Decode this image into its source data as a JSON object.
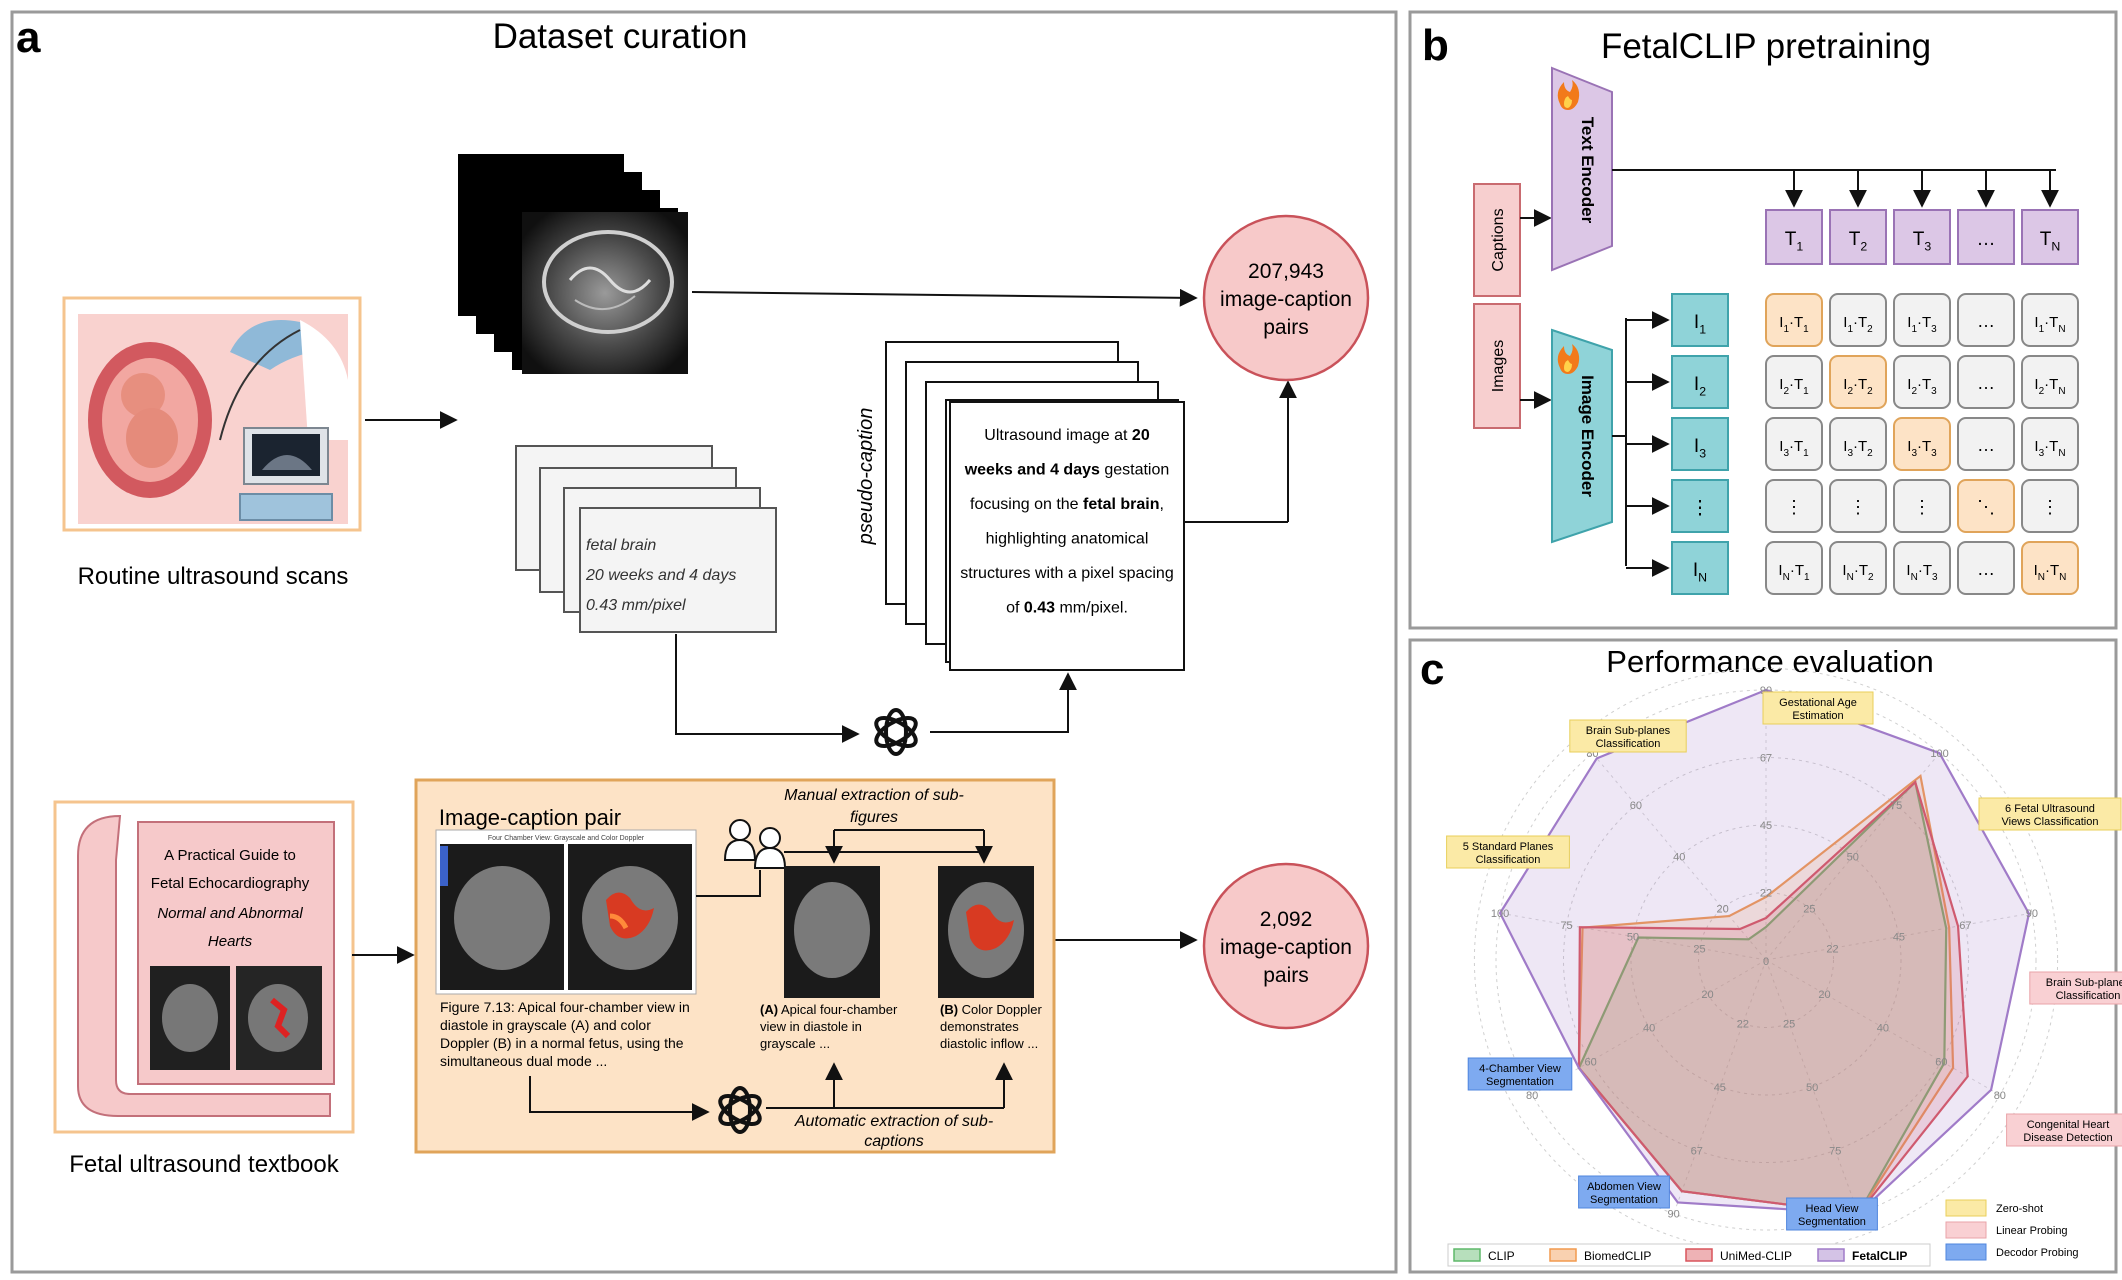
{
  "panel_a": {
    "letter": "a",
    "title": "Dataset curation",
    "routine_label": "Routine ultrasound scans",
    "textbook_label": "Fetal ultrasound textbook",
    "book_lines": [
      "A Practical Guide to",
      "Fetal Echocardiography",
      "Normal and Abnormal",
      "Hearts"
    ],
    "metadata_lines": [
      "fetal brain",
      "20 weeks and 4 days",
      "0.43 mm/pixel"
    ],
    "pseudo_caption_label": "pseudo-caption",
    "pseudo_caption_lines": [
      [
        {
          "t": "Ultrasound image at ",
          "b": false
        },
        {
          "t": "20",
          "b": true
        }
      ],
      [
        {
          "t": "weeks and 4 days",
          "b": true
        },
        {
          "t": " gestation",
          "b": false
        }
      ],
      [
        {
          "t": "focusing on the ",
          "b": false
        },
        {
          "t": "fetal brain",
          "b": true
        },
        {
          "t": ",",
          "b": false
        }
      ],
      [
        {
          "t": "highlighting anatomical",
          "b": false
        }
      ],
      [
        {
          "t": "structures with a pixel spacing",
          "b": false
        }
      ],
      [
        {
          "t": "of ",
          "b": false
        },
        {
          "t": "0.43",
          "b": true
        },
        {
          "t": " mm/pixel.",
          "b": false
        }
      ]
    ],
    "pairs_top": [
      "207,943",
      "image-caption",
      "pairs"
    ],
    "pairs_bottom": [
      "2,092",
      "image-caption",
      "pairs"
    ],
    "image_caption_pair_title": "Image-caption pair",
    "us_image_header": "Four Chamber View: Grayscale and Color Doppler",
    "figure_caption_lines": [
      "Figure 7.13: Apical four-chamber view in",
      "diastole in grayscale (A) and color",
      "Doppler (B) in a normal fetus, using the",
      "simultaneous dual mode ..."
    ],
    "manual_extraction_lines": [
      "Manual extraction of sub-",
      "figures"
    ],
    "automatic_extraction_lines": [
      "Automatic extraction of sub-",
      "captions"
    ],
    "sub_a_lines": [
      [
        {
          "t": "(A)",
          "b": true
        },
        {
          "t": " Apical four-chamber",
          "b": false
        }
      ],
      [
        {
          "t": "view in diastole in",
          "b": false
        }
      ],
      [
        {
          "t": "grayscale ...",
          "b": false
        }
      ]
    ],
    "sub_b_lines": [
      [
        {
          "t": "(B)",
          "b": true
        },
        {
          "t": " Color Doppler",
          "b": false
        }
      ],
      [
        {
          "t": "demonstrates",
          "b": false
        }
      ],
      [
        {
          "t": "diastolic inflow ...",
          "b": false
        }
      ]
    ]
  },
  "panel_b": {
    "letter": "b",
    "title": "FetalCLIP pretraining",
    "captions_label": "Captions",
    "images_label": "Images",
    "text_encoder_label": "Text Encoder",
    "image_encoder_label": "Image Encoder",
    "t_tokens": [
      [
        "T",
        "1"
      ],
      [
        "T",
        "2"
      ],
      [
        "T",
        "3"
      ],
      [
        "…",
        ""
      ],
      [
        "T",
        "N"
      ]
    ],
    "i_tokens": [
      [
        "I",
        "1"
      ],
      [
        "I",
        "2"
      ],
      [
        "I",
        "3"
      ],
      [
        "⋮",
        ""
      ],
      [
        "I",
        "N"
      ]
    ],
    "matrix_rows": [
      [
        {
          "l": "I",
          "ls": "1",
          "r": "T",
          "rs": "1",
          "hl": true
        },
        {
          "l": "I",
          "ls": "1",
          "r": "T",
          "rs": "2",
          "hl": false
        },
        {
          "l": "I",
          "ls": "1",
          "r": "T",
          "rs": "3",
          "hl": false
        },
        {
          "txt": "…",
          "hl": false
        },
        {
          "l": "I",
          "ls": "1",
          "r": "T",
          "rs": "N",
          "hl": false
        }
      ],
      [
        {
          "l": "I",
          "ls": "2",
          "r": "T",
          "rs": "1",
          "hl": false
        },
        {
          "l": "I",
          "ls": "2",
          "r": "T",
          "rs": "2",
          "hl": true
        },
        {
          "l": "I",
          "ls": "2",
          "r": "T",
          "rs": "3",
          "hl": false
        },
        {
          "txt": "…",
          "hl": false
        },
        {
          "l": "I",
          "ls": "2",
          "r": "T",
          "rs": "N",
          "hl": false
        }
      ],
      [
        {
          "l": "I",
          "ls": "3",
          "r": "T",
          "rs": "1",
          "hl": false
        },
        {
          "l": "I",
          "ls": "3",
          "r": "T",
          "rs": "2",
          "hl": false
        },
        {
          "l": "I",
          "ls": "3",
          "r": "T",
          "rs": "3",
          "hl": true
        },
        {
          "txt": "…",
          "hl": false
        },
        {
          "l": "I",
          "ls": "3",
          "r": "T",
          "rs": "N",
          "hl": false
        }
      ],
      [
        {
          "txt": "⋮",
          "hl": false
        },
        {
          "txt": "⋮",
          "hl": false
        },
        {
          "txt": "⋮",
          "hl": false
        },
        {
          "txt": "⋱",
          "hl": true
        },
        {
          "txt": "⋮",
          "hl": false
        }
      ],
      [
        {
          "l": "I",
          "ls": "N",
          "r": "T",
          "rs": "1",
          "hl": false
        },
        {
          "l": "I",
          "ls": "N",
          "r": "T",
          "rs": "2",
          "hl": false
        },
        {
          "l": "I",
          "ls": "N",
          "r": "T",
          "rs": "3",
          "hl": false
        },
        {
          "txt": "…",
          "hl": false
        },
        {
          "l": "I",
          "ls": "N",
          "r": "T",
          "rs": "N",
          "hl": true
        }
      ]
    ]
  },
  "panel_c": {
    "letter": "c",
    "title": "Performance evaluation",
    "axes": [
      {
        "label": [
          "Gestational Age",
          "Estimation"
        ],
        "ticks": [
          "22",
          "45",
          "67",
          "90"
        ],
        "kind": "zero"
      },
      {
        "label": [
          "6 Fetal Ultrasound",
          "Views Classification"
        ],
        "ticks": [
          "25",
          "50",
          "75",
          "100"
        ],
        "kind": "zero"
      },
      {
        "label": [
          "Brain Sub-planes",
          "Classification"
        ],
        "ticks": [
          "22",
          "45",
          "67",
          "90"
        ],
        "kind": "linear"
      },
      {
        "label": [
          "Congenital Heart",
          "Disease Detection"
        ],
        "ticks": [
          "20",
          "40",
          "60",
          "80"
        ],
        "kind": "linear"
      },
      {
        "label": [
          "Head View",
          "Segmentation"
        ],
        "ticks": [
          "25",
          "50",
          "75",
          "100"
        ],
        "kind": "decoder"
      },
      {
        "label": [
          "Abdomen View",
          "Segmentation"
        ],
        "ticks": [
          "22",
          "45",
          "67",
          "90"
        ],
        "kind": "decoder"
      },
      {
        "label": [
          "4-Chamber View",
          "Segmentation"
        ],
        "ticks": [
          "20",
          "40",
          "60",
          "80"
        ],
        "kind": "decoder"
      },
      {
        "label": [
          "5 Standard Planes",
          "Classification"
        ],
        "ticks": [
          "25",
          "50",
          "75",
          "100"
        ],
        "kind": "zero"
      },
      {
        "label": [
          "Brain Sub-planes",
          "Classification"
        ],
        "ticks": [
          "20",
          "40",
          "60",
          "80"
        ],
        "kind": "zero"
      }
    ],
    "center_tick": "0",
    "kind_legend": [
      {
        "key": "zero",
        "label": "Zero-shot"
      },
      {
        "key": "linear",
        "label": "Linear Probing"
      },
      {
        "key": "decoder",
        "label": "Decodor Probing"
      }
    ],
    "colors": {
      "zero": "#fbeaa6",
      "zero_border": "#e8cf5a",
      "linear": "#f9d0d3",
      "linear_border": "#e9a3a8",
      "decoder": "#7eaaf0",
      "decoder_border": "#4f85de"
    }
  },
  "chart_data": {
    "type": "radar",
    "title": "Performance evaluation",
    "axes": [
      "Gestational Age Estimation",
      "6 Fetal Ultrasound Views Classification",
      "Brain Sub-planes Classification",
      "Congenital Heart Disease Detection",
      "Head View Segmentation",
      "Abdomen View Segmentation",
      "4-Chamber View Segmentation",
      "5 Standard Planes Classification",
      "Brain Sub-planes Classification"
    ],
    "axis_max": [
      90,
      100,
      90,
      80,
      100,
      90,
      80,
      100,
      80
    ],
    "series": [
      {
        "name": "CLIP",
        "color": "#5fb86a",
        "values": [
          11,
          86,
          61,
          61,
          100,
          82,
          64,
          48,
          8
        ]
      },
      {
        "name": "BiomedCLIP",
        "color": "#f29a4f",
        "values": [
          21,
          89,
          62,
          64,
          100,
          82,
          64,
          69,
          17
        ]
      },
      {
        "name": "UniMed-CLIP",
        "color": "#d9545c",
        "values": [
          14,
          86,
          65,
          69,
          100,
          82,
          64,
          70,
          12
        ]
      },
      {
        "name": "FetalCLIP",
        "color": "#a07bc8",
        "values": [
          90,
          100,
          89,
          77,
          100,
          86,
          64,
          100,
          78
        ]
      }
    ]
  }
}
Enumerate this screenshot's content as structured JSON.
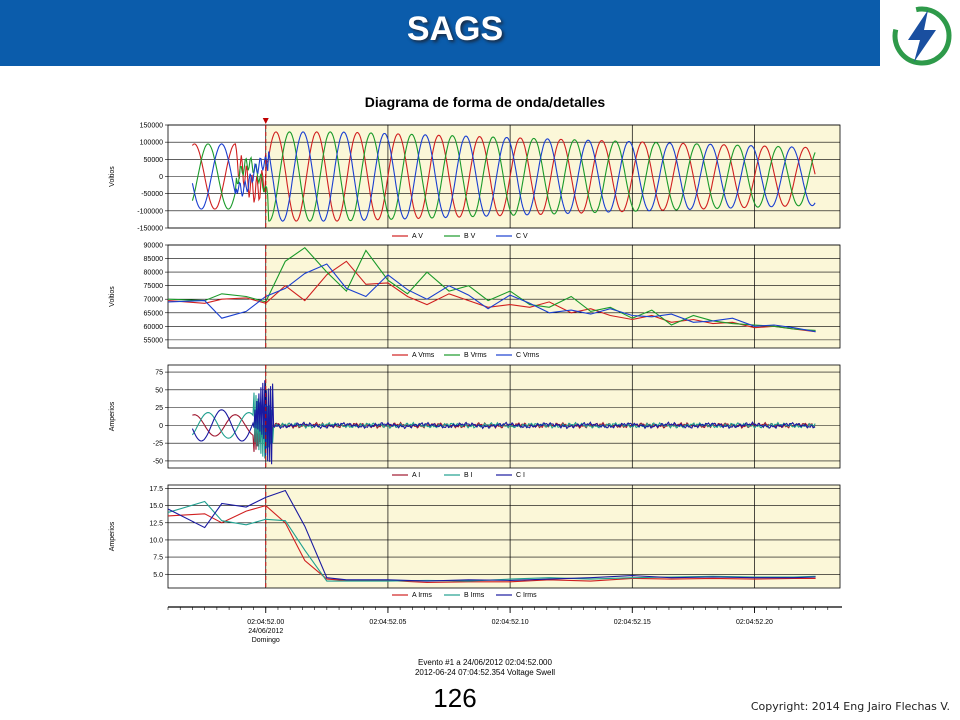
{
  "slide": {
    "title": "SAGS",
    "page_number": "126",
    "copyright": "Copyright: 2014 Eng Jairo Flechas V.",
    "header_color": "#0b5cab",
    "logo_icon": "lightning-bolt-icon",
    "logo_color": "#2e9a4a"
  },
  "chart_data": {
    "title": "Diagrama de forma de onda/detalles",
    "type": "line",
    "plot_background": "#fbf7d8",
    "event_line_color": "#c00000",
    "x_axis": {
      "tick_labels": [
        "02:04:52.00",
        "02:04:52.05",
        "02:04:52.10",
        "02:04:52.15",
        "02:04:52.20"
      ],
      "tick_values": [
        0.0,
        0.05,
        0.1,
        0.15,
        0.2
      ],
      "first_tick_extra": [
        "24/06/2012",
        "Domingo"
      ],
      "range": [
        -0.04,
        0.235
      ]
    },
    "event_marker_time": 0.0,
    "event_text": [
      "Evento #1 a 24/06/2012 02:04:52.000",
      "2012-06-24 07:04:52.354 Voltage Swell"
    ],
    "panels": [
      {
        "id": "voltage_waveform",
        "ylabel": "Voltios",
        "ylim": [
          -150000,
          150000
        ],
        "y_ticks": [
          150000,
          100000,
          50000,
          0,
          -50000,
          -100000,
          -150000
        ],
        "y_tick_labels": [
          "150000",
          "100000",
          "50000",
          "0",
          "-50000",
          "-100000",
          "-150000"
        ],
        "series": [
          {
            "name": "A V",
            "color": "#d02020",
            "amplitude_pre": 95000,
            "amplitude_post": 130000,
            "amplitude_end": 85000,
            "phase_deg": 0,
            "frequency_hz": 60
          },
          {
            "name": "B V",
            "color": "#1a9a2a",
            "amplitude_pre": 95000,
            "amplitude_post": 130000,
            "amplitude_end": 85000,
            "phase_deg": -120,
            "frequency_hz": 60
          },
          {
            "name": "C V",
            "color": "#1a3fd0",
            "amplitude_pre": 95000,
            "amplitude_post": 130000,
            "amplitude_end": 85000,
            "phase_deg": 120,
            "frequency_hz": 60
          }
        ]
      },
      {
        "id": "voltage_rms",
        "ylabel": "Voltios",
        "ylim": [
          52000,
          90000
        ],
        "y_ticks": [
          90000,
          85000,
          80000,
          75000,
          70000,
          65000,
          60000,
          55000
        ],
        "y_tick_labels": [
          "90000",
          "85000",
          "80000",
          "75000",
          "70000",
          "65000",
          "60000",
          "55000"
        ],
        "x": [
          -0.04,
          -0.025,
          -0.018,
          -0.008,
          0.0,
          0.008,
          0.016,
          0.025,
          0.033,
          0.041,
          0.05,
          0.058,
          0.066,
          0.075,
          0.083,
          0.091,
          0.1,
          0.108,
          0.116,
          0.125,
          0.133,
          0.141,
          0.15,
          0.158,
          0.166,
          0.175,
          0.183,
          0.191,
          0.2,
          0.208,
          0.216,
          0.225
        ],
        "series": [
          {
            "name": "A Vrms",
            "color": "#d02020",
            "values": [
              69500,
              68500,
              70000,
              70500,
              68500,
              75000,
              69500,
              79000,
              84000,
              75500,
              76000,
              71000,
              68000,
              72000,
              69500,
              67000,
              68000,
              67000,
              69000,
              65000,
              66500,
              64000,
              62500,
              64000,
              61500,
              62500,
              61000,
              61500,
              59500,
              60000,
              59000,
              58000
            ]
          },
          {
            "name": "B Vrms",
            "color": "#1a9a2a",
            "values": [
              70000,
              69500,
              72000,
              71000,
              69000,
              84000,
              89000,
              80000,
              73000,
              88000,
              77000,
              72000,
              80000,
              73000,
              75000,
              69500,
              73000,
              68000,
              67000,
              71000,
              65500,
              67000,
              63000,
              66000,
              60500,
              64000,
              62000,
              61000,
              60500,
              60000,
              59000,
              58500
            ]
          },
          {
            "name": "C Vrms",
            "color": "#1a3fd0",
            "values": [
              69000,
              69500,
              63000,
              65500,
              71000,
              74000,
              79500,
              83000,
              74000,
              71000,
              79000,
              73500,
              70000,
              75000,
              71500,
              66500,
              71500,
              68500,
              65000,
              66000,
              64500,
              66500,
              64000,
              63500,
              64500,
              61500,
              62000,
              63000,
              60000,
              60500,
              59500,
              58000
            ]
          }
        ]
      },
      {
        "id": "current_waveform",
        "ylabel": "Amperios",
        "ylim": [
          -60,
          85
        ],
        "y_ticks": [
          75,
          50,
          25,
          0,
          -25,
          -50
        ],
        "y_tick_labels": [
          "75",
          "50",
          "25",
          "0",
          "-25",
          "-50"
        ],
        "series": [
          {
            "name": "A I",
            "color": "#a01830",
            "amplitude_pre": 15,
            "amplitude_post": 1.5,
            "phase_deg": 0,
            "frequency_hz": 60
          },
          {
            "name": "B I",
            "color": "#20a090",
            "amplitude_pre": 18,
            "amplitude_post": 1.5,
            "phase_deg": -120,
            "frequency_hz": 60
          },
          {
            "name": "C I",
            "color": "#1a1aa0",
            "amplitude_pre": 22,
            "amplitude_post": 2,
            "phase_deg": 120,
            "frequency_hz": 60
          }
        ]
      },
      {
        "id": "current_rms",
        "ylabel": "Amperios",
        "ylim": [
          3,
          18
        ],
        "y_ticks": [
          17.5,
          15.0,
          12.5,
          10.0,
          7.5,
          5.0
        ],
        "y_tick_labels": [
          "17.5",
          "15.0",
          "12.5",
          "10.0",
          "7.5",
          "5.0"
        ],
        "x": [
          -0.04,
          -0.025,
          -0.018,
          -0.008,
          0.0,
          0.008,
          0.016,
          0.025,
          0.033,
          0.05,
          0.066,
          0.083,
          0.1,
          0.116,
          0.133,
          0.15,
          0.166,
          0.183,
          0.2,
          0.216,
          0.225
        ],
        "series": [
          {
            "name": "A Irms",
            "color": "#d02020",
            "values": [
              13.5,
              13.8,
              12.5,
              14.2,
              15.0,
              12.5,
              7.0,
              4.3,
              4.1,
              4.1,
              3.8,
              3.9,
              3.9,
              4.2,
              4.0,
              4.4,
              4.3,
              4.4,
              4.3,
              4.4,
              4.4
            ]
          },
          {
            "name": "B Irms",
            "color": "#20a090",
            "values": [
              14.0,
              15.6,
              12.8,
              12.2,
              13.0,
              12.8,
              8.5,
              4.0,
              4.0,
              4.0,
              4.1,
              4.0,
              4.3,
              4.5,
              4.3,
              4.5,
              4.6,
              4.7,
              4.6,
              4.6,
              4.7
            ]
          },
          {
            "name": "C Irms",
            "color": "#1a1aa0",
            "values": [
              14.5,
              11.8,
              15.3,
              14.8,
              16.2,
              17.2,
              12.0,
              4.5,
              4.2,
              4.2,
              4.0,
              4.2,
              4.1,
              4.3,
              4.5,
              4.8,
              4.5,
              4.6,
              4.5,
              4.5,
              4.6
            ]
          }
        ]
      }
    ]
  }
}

**Exercise brief**
How many of these lines contain "Classification"? Write only the number.

**Task answer**
8